(Structured figure records)
########################################

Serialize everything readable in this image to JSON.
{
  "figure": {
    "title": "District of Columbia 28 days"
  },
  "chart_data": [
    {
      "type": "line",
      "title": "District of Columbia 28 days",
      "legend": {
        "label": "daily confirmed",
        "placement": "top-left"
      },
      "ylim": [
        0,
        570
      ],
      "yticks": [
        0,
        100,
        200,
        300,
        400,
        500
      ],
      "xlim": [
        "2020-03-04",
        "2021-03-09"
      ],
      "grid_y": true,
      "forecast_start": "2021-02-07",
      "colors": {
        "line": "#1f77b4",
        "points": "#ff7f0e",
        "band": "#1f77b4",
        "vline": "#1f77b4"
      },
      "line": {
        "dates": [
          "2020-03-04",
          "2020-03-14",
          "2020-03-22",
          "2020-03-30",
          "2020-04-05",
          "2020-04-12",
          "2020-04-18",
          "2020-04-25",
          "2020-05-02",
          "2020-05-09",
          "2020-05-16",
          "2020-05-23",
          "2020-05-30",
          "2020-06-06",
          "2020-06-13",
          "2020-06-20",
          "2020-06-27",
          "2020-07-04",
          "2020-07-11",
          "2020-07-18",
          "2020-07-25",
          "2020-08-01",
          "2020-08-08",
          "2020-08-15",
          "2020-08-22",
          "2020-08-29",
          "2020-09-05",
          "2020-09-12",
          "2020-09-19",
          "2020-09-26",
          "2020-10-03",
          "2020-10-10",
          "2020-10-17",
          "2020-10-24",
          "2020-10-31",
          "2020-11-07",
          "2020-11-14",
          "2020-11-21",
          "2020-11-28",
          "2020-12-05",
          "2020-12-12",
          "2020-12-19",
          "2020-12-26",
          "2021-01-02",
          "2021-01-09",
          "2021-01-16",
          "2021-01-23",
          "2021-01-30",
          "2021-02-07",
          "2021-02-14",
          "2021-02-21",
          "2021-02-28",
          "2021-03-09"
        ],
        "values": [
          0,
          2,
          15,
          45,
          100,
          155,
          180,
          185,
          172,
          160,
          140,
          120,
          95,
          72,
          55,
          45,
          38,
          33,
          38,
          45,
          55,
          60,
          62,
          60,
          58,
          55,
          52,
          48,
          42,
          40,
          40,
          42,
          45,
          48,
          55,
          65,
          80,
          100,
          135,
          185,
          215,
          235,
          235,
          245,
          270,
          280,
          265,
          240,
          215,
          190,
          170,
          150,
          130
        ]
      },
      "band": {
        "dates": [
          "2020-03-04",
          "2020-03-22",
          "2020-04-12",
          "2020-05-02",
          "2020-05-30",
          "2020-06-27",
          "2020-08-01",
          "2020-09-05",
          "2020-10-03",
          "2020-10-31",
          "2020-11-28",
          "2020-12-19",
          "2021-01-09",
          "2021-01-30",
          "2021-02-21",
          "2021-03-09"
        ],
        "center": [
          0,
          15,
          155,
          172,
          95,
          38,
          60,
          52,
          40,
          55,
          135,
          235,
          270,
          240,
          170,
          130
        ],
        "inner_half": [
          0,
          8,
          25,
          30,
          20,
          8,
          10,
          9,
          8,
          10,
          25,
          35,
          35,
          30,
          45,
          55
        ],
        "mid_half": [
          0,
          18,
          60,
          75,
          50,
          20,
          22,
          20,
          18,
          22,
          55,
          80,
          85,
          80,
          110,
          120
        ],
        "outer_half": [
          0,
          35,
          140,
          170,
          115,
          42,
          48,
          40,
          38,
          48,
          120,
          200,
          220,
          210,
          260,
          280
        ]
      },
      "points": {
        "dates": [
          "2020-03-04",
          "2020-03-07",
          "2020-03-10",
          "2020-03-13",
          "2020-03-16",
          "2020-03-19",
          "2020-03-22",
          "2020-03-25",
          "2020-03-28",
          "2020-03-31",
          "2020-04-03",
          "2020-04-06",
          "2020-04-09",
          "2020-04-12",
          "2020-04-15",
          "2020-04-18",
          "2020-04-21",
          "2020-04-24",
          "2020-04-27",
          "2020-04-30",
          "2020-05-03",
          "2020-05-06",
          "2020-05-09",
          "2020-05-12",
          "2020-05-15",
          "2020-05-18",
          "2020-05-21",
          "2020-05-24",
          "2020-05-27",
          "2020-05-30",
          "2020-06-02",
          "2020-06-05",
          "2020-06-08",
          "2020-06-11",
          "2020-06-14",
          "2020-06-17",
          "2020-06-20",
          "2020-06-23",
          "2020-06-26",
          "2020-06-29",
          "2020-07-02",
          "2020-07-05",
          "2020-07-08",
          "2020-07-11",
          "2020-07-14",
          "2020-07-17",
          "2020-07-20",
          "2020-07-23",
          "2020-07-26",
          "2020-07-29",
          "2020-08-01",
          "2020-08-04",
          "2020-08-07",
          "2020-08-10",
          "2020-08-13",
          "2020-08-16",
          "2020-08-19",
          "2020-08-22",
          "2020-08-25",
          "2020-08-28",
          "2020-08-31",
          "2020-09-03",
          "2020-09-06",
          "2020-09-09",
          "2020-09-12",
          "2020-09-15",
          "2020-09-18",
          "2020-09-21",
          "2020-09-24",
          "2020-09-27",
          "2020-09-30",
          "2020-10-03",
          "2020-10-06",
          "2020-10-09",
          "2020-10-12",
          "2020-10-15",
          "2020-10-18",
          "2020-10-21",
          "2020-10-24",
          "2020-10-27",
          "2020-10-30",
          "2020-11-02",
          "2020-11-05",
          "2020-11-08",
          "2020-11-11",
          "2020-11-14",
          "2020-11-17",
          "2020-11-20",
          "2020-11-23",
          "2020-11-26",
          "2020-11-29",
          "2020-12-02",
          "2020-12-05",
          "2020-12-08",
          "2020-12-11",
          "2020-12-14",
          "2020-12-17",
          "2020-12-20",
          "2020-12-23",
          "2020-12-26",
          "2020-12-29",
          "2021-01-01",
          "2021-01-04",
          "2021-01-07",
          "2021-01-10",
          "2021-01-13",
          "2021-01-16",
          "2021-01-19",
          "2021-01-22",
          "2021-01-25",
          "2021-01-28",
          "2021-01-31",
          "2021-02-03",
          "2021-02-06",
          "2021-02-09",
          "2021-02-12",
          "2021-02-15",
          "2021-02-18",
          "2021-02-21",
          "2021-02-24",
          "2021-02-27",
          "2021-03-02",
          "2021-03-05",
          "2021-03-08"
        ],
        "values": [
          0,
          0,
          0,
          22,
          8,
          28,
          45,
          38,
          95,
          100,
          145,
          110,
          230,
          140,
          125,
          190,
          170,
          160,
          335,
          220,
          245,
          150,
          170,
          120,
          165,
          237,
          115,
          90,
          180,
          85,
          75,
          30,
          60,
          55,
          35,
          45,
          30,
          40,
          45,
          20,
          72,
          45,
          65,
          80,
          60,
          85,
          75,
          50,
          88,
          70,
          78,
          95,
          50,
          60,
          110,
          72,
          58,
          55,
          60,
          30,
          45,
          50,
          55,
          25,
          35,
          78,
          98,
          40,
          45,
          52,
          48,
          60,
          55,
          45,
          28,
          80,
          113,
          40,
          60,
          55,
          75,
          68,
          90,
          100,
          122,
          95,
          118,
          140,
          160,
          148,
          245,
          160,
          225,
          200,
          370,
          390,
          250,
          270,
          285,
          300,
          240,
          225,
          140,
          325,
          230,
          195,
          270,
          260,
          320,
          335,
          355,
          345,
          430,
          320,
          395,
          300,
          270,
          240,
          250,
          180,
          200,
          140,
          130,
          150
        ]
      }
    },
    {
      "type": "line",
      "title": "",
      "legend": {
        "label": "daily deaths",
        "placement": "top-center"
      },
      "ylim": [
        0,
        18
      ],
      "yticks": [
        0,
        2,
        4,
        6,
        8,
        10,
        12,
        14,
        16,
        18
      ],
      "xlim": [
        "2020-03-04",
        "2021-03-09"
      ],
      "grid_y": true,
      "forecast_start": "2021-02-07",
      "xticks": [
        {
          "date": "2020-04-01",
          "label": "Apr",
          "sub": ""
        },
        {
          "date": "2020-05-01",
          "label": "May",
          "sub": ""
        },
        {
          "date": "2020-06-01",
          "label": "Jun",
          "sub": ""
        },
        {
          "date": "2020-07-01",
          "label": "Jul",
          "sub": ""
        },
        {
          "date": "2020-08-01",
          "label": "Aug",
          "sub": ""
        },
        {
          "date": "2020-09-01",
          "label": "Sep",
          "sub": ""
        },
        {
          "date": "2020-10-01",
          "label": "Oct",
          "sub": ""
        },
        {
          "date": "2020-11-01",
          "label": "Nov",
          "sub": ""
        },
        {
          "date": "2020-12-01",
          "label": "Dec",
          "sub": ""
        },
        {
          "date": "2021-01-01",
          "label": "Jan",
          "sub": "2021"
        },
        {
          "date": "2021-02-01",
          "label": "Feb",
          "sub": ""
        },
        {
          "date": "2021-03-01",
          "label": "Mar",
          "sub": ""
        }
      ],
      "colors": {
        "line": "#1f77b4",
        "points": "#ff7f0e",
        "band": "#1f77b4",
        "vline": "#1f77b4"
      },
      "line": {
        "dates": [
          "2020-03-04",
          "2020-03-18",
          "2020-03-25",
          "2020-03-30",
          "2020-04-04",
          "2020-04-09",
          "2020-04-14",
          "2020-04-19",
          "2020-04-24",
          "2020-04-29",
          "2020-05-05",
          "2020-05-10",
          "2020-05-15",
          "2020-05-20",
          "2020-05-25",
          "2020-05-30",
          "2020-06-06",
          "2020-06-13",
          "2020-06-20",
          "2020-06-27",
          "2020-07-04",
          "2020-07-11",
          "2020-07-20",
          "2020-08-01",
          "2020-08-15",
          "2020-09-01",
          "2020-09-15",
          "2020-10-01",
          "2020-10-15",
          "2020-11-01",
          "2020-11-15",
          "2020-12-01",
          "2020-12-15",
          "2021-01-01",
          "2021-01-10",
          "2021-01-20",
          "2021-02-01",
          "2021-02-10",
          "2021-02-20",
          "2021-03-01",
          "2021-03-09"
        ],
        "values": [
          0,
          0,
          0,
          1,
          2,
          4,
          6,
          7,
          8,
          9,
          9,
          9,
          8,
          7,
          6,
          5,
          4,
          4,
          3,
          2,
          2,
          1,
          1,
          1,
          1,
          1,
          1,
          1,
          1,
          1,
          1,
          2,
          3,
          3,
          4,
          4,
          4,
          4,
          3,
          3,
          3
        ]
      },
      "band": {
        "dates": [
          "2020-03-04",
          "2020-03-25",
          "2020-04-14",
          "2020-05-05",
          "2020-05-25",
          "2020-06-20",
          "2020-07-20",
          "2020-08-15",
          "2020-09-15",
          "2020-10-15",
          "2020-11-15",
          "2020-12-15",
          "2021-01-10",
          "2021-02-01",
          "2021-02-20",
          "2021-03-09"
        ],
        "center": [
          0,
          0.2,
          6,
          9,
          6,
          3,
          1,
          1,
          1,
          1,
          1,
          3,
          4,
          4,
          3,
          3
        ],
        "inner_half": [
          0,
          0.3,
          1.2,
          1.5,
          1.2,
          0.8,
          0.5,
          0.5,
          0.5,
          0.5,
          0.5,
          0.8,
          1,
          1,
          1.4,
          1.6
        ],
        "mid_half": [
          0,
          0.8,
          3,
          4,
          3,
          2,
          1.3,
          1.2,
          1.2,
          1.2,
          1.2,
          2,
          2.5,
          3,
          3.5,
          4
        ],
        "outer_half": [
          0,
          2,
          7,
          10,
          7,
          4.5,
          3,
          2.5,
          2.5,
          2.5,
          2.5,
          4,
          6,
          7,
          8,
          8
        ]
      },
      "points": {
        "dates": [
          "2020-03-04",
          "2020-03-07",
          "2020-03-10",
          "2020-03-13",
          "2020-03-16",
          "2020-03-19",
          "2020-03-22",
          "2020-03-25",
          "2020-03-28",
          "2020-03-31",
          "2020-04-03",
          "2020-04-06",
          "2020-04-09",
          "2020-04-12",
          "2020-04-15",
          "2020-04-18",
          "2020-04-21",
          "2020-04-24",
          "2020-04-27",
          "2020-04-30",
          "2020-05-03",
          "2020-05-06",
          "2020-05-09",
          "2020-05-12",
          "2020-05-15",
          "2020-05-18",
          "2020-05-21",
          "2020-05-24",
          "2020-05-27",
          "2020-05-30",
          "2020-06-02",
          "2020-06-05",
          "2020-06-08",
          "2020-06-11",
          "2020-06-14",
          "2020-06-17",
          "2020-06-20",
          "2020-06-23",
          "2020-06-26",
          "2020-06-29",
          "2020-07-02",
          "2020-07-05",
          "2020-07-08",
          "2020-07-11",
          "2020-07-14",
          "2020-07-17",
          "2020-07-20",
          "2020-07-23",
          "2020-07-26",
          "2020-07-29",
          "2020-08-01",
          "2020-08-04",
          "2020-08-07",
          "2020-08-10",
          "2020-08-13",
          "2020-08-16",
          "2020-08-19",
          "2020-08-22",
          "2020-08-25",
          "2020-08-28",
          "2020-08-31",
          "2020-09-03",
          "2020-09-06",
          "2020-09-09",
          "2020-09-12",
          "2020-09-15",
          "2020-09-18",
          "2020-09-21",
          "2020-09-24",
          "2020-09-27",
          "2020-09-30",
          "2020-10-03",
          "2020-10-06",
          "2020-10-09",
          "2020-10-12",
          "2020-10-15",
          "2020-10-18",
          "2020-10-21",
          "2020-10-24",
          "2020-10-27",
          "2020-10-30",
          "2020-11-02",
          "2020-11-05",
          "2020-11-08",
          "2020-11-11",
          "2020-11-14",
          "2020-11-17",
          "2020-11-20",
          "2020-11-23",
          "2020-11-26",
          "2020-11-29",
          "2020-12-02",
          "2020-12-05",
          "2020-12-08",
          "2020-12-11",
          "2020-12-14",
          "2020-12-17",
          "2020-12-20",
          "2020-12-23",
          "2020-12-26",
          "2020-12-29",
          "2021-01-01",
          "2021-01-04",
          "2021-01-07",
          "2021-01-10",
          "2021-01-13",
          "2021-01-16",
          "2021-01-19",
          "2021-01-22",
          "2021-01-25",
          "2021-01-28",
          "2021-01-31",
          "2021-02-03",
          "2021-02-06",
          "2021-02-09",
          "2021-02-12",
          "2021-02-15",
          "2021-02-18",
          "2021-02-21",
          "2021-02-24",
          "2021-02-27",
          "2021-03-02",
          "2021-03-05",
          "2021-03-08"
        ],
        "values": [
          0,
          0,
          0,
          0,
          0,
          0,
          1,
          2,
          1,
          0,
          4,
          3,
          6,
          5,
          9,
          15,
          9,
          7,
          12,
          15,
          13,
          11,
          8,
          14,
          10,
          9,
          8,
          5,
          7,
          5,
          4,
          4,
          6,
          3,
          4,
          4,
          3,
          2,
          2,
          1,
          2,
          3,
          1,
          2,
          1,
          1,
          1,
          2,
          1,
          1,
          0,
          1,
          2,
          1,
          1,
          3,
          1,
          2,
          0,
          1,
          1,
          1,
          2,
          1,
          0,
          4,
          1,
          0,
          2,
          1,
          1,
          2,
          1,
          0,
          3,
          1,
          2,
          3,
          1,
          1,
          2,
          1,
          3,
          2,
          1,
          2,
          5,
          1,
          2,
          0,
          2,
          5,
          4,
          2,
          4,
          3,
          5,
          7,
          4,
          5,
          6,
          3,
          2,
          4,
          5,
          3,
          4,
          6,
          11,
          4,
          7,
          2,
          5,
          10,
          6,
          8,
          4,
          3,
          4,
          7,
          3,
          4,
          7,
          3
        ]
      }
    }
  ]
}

########################################

Short task: Pick out the lines that include the word "daily" and write them out.

Reply:
        "label": "daily confirmed",
        "label": "daily deaths",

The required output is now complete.